++++ DOCUMENT TEXT ++++
Larger legacy system

  1. subverted a larger system
  2. able to show improved testing, better design, code coverage
  3. bad (badly designed) code suggests bad tests (likely written by the same people)
  4. first step was source control
  5. second step CI build
  6. third step was to move to DI in order to decouple code

Breaking sproc dependencies

  1. use of WCF services is a great way to put a facade around sprocs
  2. the requirement for WCF services to implement contracts allow testability

A different approach is to decompose large specs into smaller features so that developers can work in smaller iteration.

At least three vectors for change: developers, business people, technical. There are different techniques with these. It's important to prove the value of the techniques. The names we use aren't really important.

Keys to success

Using the term "lean" development is more politically acceptable than "agile." Manufacturing is moving to lean processes, and it appears to have some government buy-in. This leads to easier PM buy-in.

We need to focus on the fact that "agile" is really about minimizing risk, and increasing productivity.

The definition of "done" is key -- including communicating that definition to management.

Success really depends on having the right people in the driver seat; it's hard to convince decision makers to take a risk on large, flagship products.

Customers must be the ones dictating priorities. However, as developers, we need to be setting realistic goals and expectations. This may require going back to the business people to negotiate.

Communication is key. The solution is not to block discussions, but instead to increase the level of education and communication.

Establish your technical credibility. Once you do this, you'll have support. Sometimes, you'll need to sell management on the benefits. Couch this discussion as a value proposition for the manager to make them look good.

Patience, young grasshopper.
++++
### [TASKS FOR THIS EXERCISE]
A. Copy the agile adoption notes word for word, starting at "A different approach" and ending after "easier PM buy-in.".
B. Pick up the agile adoption notes after their final line and continue them.
++++ THE DATA ++++
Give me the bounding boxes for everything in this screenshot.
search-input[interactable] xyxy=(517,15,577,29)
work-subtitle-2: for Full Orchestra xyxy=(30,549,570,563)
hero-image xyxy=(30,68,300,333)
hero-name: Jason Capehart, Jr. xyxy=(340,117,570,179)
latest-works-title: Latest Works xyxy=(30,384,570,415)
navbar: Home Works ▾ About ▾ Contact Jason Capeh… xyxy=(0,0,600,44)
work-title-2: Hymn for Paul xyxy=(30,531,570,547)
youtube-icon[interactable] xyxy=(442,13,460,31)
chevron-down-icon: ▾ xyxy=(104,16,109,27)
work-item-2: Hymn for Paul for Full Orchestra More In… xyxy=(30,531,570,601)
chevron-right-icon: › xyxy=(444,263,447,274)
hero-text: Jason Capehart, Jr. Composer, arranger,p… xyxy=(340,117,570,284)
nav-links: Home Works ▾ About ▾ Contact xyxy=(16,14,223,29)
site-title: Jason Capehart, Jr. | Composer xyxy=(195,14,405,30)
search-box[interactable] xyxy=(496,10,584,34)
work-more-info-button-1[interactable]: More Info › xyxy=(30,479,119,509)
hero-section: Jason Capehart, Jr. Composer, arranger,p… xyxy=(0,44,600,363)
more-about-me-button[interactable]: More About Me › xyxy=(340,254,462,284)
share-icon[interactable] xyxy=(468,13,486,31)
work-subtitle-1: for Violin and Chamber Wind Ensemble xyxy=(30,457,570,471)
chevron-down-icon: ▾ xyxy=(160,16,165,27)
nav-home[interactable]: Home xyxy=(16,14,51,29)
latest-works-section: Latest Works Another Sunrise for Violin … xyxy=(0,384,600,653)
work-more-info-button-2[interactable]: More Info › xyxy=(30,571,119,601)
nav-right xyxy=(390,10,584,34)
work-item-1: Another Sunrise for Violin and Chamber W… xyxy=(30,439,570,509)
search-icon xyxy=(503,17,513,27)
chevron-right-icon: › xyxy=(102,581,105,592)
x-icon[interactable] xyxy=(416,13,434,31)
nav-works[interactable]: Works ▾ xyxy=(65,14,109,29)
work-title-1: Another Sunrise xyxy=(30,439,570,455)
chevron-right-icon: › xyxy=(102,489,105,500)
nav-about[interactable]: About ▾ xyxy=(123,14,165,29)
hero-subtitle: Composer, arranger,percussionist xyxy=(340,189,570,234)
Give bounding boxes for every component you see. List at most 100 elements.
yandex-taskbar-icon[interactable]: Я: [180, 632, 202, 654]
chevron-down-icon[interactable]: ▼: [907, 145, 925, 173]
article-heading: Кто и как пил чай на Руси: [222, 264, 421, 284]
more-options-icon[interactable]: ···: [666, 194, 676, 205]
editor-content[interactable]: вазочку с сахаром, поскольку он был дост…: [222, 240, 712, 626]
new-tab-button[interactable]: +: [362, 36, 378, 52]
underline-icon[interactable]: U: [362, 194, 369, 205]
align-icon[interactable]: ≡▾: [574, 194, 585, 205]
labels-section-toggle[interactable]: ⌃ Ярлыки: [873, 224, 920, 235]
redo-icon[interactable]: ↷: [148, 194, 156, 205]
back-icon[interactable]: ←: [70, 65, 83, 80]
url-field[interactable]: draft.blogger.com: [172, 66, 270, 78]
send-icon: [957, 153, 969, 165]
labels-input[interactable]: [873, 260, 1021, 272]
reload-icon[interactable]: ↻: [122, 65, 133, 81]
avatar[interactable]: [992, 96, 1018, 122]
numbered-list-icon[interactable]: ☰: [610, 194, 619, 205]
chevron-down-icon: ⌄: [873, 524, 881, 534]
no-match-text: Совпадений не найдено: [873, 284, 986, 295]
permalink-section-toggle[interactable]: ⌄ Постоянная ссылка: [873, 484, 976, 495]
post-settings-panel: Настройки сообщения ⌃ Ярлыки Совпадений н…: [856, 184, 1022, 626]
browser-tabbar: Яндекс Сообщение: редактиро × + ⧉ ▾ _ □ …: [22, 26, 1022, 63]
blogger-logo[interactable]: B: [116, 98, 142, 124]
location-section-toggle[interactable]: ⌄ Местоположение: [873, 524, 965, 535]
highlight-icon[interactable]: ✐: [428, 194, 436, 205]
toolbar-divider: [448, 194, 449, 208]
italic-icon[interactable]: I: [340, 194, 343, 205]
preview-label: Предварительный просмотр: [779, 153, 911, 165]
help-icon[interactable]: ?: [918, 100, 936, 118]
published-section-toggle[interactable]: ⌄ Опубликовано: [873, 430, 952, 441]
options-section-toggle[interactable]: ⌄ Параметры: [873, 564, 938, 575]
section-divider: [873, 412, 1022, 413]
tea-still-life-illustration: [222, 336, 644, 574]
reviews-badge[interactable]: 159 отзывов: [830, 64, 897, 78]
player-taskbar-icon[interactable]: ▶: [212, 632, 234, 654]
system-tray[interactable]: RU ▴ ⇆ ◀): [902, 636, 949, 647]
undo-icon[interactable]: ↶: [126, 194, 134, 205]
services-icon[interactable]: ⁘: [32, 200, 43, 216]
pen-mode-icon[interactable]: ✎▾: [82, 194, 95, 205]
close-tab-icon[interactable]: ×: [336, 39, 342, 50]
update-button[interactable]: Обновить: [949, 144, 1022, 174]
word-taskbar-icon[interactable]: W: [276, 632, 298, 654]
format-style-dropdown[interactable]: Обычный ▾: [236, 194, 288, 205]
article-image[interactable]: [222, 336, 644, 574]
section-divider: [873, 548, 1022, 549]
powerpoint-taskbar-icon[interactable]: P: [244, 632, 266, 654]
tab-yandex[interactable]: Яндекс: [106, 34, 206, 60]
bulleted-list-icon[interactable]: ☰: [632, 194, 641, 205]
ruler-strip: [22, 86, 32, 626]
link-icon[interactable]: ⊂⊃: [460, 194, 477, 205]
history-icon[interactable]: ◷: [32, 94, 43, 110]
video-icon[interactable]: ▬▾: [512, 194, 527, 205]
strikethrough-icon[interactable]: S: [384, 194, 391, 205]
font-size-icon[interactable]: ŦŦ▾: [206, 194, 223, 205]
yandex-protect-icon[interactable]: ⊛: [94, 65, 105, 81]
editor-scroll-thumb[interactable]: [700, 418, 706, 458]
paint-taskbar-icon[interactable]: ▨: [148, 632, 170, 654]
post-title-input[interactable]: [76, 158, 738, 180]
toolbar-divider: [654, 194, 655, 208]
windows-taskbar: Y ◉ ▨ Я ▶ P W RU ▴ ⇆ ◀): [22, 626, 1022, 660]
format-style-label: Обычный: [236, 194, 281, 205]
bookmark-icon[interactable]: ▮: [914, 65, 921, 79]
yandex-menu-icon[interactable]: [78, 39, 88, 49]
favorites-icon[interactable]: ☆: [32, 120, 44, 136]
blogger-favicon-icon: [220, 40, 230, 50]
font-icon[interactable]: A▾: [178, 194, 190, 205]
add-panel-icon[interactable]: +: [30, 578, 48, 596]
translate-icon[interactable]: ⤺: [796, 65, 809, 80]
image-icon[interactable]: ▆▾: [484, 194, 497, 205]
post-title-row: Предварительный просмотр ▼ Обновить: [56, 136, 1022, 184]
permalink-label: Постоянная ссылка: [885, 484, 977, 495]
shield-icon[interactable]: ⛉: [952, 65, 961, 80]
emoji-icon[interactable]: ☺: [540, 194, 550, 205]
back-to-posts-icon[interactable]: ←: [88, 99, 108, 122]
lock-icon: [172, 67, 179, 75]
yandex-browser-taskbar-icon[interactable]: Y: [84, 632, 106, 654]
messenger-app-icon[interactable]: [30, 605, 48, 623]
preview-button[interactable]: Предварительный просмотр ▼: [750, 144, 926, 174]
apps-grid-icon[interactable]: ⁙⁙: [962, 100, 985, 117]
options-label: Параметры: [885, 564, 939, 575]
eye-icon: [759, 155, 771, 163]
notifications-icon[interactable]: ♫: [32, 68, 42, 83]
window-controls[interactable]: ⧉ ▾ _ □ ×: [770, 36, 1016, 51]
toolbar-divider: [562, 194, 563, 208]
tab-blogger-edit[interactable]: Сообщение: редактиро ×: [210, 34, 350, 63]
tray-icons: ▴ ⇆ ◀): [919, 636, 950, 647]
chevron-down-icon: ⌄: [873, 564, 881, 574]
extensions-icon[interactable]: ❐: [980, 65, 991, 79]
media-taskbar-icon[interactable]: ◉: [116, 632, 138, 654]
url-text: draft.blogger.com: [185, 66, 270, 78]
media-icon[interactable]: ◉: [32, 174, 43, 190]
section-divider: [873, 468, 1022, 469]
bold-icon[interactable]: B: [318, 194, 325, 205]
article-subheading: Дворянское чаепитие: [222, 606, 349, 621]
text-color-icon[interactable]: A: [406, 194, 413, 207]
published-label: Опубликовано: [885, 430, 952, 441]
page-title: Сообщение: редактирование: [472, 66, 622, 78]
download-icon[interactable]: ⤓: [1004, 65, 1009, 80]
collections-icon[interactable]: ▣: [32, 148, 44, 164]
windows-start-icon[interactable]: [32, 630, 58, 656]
++++
### [RESPONSES IN ORDER]
A.
A different approach is to decompose large specs into smaller features so that developers can work in smaller iteration.

At least three vectors for change: developers, business people, technical. There are different techniques with these. It's important to prove the value of the techniques. The names we use aren't really important.

Keys to success

Using the term "lean" development is more politically acceptable than "agile." Manufacturing is moving to lean processes, and it appears to have some government buy-in. This leads to easier PM buy-in.

B.
Resources

ALT.NET Seattle -- Keynote [Ward Cunningham]

I have to admit that when I heard there was a keynote this morning, I was somewhat taken about. The very notion seems to be antithetical to the notion of Open Spaces. On the other hand, getting the chance to hear Ward Cunningham speak was well worth the "architectural purity" of the organizational principles.

Intro (Alan Stevens) referred to Channel 9 video with Ward Cunningham being interviewed by Scoble

WC: "the only thing I'm sure of is that [the future] will involve cloud computing"

AboutUs.org == "self-organizing" wiki based on the notion of "list keepers"; has an "about page" for each domain on the internet

The swim system for use case visualization

  • used by Eclipse Foundation to manage contributions to Eclipse
  • basically organizes use cases into "swim lanes" (analogous to life span of UML sequence diagram objects)
  • built a test runner based on a DSL to translate swim lane items into tests
  • since a DSL backs a visual system, business people can understand it, and have relevant discussions about the business
  • test results also include an index back into the source code
  • application uses test outputs as end user documentation; "explorer" allows the user to see all use cases related to a particular action (e.g. button click)
  • swim lane diagram allows you to run the automated testing to a particular step in the code then "go live" for detailed stepthroughs

In lieu of a Q&A session, a fishbowl to design "nSwim" or "Visual Swim" (ended up being a Q&A session anyhow)

  • since the sequence is time-sensitive, all time requests go through a stored procedure that was capable of "advancing" the database clock by modifying the returned time
  • no concurrency testing
  • how is this different than FIT?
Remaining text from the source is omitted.